--- Begin ---
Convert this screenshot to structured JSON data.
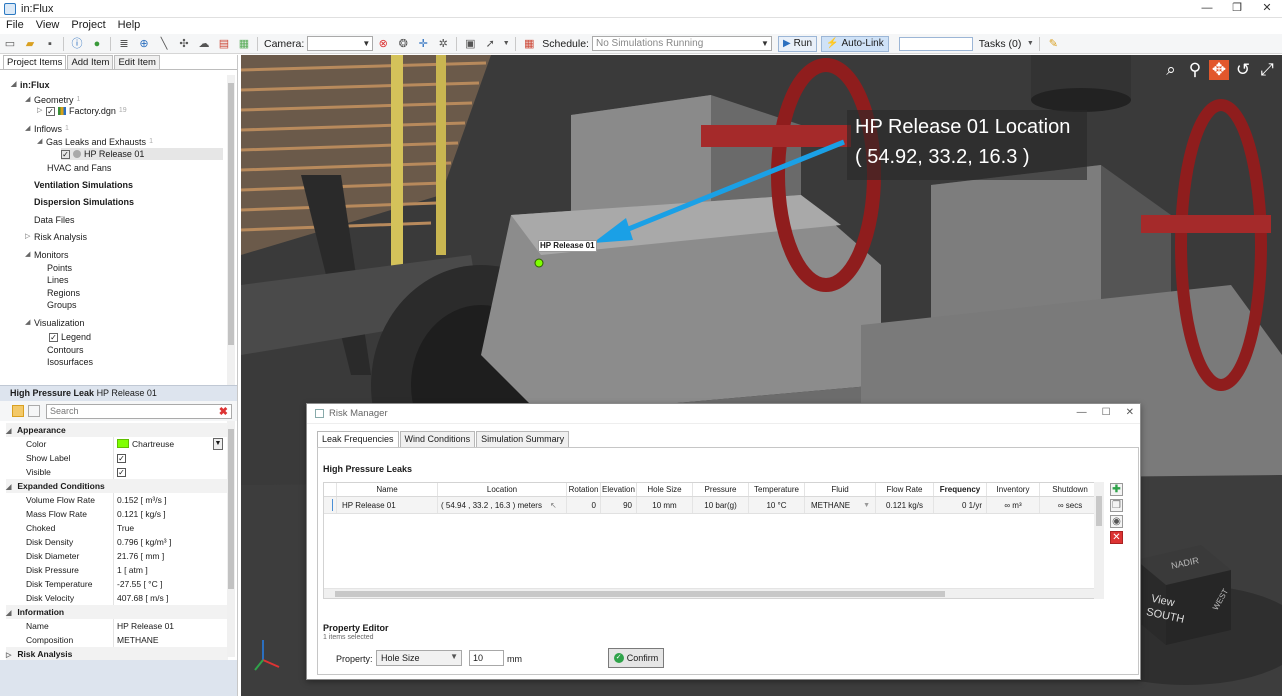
{
  "window": {
    "title": "in:Flux",
    "min": "—",
    "max": "❐",
    "close": "✕"
  },
  "menu": [
    "File",
    "View",
    "Project",
    "Help"
  ],
  "toolbar": {
    "camera_label": "Camera:",
    "schedule_label": "Schedule:",
    "schedule_value": "No Simulations Running",
    "run_label": "Run",
    "autolink_label": "Auto-Link",
    "tasks_label": "Tasks (0)"
  },
  "left_tabs": [
    "Project Items",
    "Add Item",
    "Edit Item"
  ],
  "tree": {
    "root": "in:Flux",
    "geometry": "Geometry",
    "geometry_count": "1",
    "factory": "Factory.dgn",
    "factory_count": "19",
    "inflows": "Inflows",
    "inflows_count": "1",
    "gas_leaks": "Gas Leaks and Exhausts",
    "gas_leaks_count": "1",
    "hp_release": "HP Release 01",
    "hvac": "HVAC and Fans",
    "ventilation": "Ventilation Simulations",
    "dispersion": "Dispersion Simulations",
    "data_files": "Data Files",
    "risk_analysis": "Risk Analysis",
    "monitors": "Monitors",
    "points": "Points",
    "lines": "Lines",
    "regions": "Regions",
    "groups": "Groups",
    "visualization": "Visualization",
    "legend": "Legend",
    "contours": "Contours",
    "isosurfaces": "Isosurfaces"
  },
  "properties": {
    "header_type": "High Pressure Leak",
    "header_name": "HP Release 01",
    "search_placeholder": "Search",
    "appearance": "Appearance",
    "color_label": "Color",
    "color_value": "Chartreuse",
    "show_label": "Show Label",
    "visible": "Visible",
    "expanded": "Expanded Conditions",
    "volume_flow_label": "Volume Flow Rate",
    "volume_flow_value": "0.152 [ m³/s ]",
    "mass_flow_label": "Mass Flow Rate",
    "mass_flow_value": "0.121 [ kg/s ]",
    "choked_label": "Choked",
    "choked_value": "True",
    "disk_density_label": "Disk Density",
    "disk_density_value": "0.796 [ kg/m³ ]",
    "disk_diameter_label": "Disk Diameter",
    "disk_diameter_value": "21.76 [ mm ]",
    "disk_pressure_label": "Disk Pressure",
    "disk_pressure_value": "1 [ atm ]",
    "disk_temp_label": "Disk Temperature",
    "disk_temp_value": "-27.55 [ °C ]",
    "disk_velocity_label": "Disk Velocity",
    "disk_velocity_value": "407.68 [ m/s ]",
    "information": "Information",
    "name_label": "Name",
    "name_value": "HP Release 01",
    "composition_label": "Composition",
    "composition_value": "METHANE",
    "risk_analysis": "Risk Analysis"
  },
  "viewport": {
    "annotation_line1": "HP Release 01 Location",
    "annotation_line2": "( 54.92, 33.2, 16.3 )",
    "tag": "HP Release 01",
    "cube_top": "NADIR",
    "cube_view": "View",
    "cube_south": "SOUTH",
    "cube_side": "WEST"
  },
  "risk_manager": {
    "title": "Risk Manager",
    "tabs": [
      "Leak Frequencies",
      "Wind Conditions",
      "Simulation Summary"
    ],
    "section_title": "High Pressure Leaks",
    "columns": [
      "Name",
      "Location",
      "Rotation",
      "Elevation",
      "Hole Size",
      "Pressure",
      "Temperature",
      "Fluid",
      "Flow Rate",
      "Frequency",
      "Inventory",
      "Shutdown"
    ],
    "row": {
      "name": "HP Release 01",
      "location": "( 54.94 , 33.2 , 16.3 )  meters",
      "rotation": "0",
      "elevation": "90",
      "hole_size": "10  mm",
      "pressure": "10  bar(g)",
      "temperature": "10  °C",
      "fluid": "METHANE",
      "flow_rate": "0.121  kg/s",
      "frequency": "0  1/yr",
      "inventory": "∞  m³",
      "shutdown": "∞  secs"
    },
    "property_editor": "Property Editor",
    "items_selected": "1 items selected",
    "property_label": "Property:",
    "property_value": "Hole Size",
    "value": "10",
    "unit": "mm",
    "confirm": "Confirm"
  }
}
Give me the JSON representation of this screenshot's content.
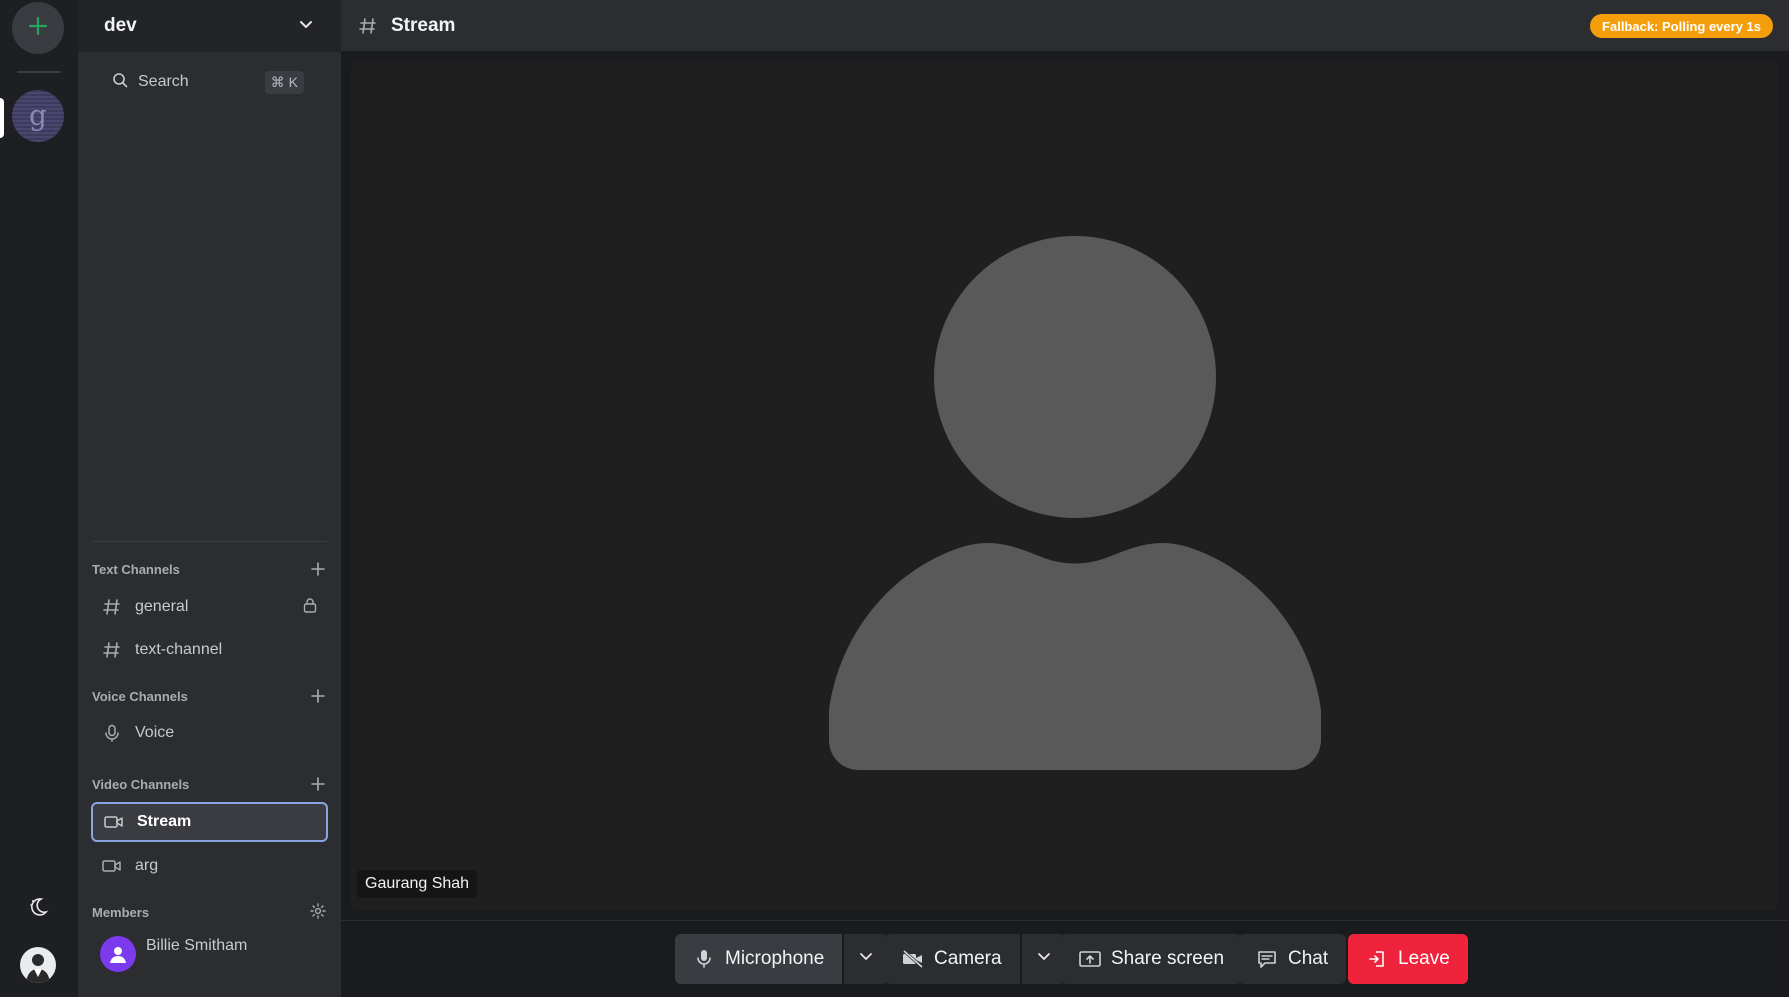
{
  "server": {
    "name": "dev"
  },
  "search": {
    "label": "Search",
    "shortcut": "⌘ K"
  },
  "sections": {
    "text": "Text Channels",
    "voice": "Voice Channels",
    "video": "Video Channels",
    "members": "Members"
  },
  "text_channels": [
    {
      "label": "general",
      "locked": true
    },
    {
      "label": "text-channel"
    }
  ],
  "voice_channels": [
    {
      "label": "Voice"
    }
  ],
  "video_channels": [
    {
      "label": "Stream",
      "active": true
    },
    {
      "label": "arg"
    }
  ],
  "members": [
    {
      "name": "Billie Smitham"
    }
  ],
  "topbar": {
    "title": "Stream",
    "status_badge": "Fallback: Polling every 1s"
  },
  "video": {
    "participant_name": "Gaurang Shah"
  },
  "controls": {
    "microphone": "Microphone",
    "camera": "Camera",
    "share_screen": "Share screen",
    "chat": "Chat",
    "leave": "Leave"
  },
  "colors": {
    "accent_green": "#23a55a",
    "badge_orange": "#f59e0b",
    "leave_red": "#ef233c",
    "active_border": "#8aa4e0"
  }
}
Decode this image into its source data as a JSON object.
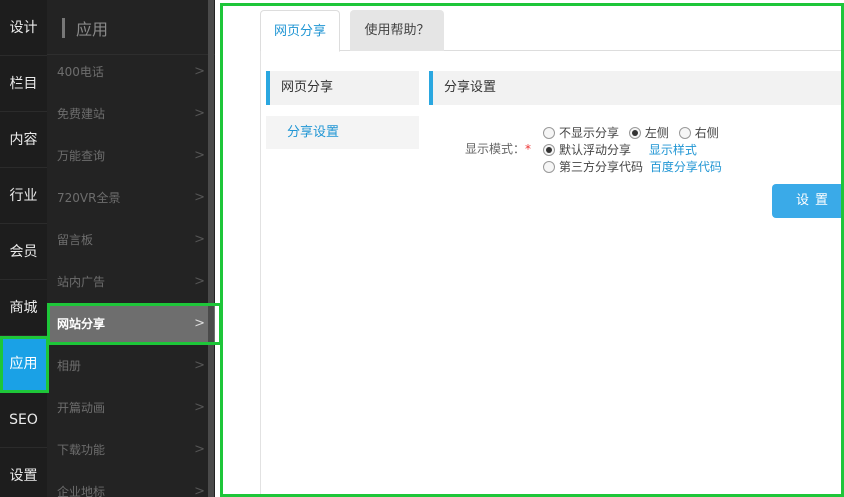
--- End ---
■ INSTRUCTIONS FOR THE TASK:
Pictures don't belong in the copy. Restate all the entries exactly.

■ COMPLETE RESPONSE:
Convert this screenshot to structured JSON data.
{
  "window": {
    "title": "in:Flux",
    "min": "—",
    "max": "❐",
    "close": "✕"
  },
  "menu": [
    "File",
    "View",
    "Project",
    "Help"
  ],
  "toolbar": {
    "camera_label": "Camera:",
    "schedule_label": "Schedule:",
    "schedule_value": "No Simulations Running",
    "run_label": "Run",
    "autolink_label": "Auto-Link",
    "tasks_label": "Tasks (0)"
  },
  "left_tabs": [
    "Project Items",
    "Add Item",
    "Edit Item"
  ],
  "tree": {
    "root": "in:Flux",
    "geometry": "Geometry",
    "geometry_count": "1",
    "factory": "Factory.dgn",
    "factory_count": "19",
    "inflows": "Inflows",
    "inflows_count": "1",
    "gas_leaks": "Gas Leaks and Exhausts",
    "gas_leaks_count": "1",
    "hp_release": "HP Release 01",
    "hvac": "HVAC and Fans",
    "ventilation": "Ventilation Simulations",
    "dispersion": "Dispersion Simulations",
    "data_files": "Data Files",
    "risk_analysis": "Risk Analysis",
    "monitors": "Monitors",
    "points": "Points",
    "lines": "Lines",
    "regions": "Regions",
    "groups": "Groups",
    "visualization": "Visualization",
    "legend": "Legend",
    "contours": "Contours",
    "isosurfaces": "Isosurfaces"
  },
  "properties": {
    "header_type": "High Pressure Leak",
    "header_name": "HP Release 01",
    "search_placeholder": "Search",
    "appearance": "Appearance",
    "color_label": "Color",
    "color_value": "Chartreuse",
    "show_label": "Show Label",
    "visible": "Visible",
    "expanded": "Expanded Conditions",
    "volume_flow_label": "Volume Flow Rate",
    "volume_flow_value": "0.152 [ m³/s ]",
    "mass_flow_label": "Mass Flow Rate",
    "mass_flow_value": "0.121 [ kg/s ]",
    "choked_label": "Choked",
    "choked_value": "True",
    "disk_density_label": "Disk Density",
    "disk_density_value": "0.796 [ kg/m³ ]",
    "disk_diameter_label": "Disk Diameter",
    "disk_diameter_value": "21.76 [ mm ]",
    "disk_pressure_label": "Disk Pressure",
    "disk_pressure_value": "1 [ atm ]",
    "disk_temp_label": "Disk Temperature",
    "disk_temp_value": "-27.55 [ °C ]",
    "disk_velocity_label": "Disk Velocity",
    "disk_velocity_value": "407.68 [ m/s ]",
    "information": "Information",
    "name_label": "Name",
    "name_value": "HP Release 01",
    "composition_label": "Composition",
    "composition_value": "METHANE",
    "risk_analysis": "Risk Analysis"
  },
  "viewport": {
    "annotation_line1": "HP Release 01 Location",
    "annotation_line2": "( 54.92, 33.2, 16.3 )",
    "tag": "HP Release 01",
    "cube_top": "NADIR",
    "cube_view": "View",
    "cube_south": "SOUTH",
    "cube_side": "WEST"
  },
  "risk_manager": {
    "title": "Risk Manager",
    "tabs": [
      "Leak Frequencies",
      "Wind Conditions",
      "Simulation Summary"
    ],
    "section_title": "High Pressure Leaks",
    "columns": [
      "Name",
      "Location",
      "Rotation",
      "Elevation",
      "Hole Size",
      "Pressure",
      "Temperature",
      "Fluid",
      "Flow Rate",
      "Frequency",
      "Inventory",
      "Shutdown"
    ],
    "row": {
      "name": "HP Release 01",
      "location": "( 54.94 , 33.2 , 16.3 )  meters",
      "rotation": "0",
      "elevation": "90",
      "hole_size": "10  mm",
      "pressure": "10  bar(g)",
      "temperature": "10  °C",
      "fluid": "METHANE",
      "flow_rate": "0.121  kg/s",
      "frequency": "0  1/yr",
      "inventory": "∞  m³",
      "shutdown": "∞  secs"
    },
    "property_editor": "Property Editor",
    "items_selected": "1 items selected",
    "property_label": "Property:",
    "property_value": "Hole Size",
    "value": "10",
    "unit": "mm",
    "confirm": "Confirm"
  }
}
Give me the JSON representation of this screenshot's content.
{
  "server": {
    "name": "dev"
  },
  "search": {
    "label": "Search",
    "shortcut": "⌘ K"
  },
  "sections": {
    "text": "Text Channels",
    "voice": "Voice Channels",
    "video": "Video Channels",
    "members": "Members"
  },
  "text_channels": [
    {
      "label": "general",
      "locked": true
    },
    {
      "label": "text-channel"
    }
  ],
  "voice_channels": [
    {
      "label": "Voice"
    }
  ],
  "video_channels": [
    {
      "label": "Stream",
      "active": true
    },
    {
      "label": "arg"
    }
  ],
  "members": [
    {
      "name": "Billie Smitham"
    }
  ],
  "topbar": {
    "title": "Stream",
    "status_badge": "Fallback: Polling every 1s"
  },
  "video": {
    "participant_name": "Gaurang Shah"
  },
  "controls": {
    "microphone": "Microphone",
    "camera": "Camera",
    "share_screen": "Share screen",
    "chat": "Chat",
    "leave": "Leave"
  },
  "colors": {
    "accent_green": "#23a55a",
    "badge_orange": "#f59e0b",
    "leave_red": "#ef233c",
    "active_border": "#8aa4e0"
  }
}
Decode this image into its source data as a JSON object.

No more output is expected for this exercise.